_Problem description:_ Find all lines in the records that include the word "this", and copy them out.
-- START --
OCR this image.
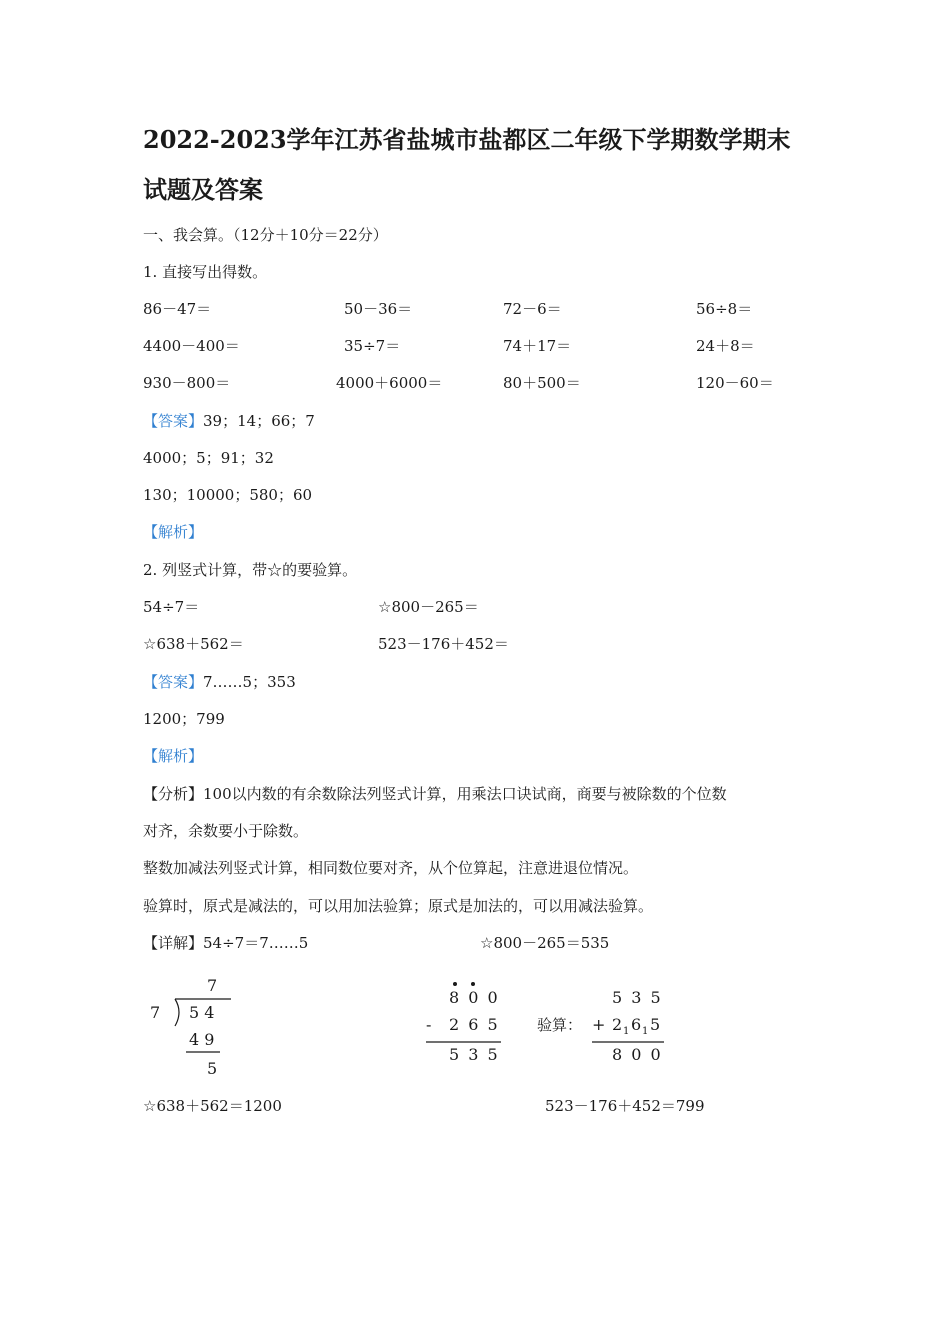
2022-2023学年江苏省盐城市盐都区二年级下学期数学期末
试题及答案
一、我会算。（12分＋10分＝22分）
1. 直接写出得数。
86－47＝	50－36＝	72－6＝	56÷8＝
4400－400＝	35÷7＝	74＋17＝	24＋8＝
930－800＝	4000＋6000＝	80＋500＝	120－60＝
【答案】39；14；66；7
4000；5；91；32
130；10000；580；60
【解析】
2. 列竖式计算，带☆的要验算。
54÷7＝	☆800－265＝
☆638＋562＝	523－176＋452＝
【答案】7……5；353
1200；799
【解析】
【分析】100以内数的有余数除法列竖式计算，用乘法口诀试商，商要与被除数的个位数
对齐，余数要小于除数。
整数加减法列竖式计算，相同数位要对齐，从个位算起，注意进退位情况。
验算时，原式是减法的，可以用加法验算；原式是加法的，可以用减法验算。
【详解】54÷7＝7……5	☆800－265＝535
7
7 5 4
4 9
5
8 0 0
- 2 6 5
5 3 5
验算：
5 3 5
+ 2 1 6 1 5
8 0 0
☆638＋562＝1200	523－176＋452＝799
-- END --
-- START --
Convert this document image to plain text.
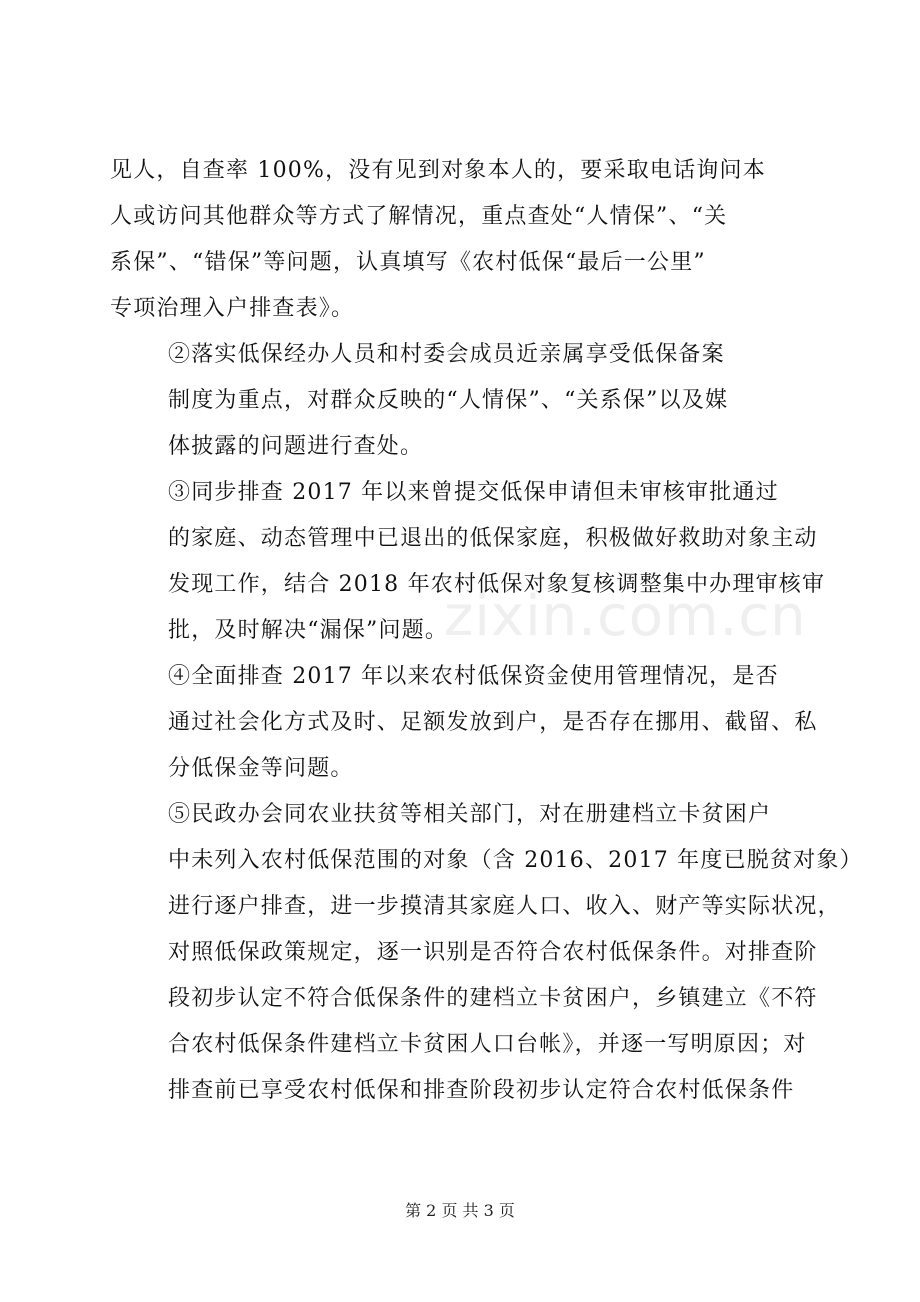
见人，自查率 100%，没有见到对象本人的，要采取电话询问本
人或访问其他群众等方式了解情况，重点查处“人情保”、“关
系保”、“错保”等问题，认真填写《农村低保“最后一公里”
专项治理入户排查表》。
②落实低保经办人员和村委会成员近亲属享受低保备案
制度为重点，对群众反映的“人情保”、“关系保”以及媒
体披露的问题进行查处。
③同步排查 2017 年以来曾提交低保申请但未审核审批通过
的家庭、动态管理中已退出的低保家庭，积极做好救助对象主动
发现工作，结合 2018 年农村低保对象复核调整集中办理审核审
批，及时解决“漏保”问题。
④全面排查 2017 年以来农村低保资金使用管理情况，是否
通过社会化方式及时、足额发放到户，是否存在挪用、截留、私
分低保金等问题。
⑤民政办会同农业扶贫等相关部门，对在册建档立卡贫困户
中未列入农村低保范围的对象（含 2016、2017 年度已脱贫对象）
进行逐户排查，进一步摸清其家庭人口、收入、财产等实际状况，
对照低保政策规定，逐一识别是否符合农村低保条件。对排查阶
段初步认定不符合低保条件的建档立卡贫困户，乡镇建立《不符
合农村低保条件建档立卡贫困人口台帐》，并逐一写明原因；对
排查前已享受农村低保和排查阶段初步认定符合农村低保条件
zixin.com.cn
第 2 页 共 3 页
-- END --
_Exercise result:_
OCR this image.
Convert this document image to plain text.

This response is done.